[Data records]

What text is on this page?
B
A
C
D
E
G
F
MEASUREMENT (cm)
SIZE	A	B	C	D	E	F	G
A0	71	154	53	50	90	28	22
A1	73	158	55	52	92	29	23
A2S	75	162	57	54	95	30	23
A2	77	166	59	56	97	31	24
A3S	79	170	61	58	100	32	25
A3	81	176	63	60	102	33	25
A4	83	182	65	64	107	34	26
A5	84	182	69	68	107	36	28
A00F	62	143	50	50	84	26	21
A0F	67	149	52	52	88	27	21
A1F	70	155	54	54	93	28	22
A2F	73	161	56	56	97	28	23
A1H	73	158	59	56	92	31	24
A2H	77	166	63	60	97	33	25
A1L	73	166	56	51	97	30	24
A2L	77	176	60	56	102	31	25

Directive - Please quote the data above in full, with no line missing.

Result for this task -
What text is on this page?
B
A
C
D
E
G
F
MEASUREMENT (cm)
SIZE	A	B	C	D	E	F	G
A0	71	154	53	50	90	28	22
A1	73	158	55	52	92	29	23
A2S	75	162	57	54	95	30	23
A2	77	166	59	56	97	31	24
A3S	79	170	61	58	100	32	25
A3	81	176	63	60	102	33	25
A4	83	182	65	64	107	34	26
A5	84	182	69	68	107	36	28
A00F	62	143	50	50	84	26	21
A0F	67	149	52	52	88	27	21
A1F	70	155	54	54	93	28	22
A2F	73	161	56	56	97	28	23
A1H	73	158	59	56	92	31	24
A2H	77	166	63	60	97	33	25
A1L	73	166	56	51	97	30	24
A2L	77	176	60	56	102	31	25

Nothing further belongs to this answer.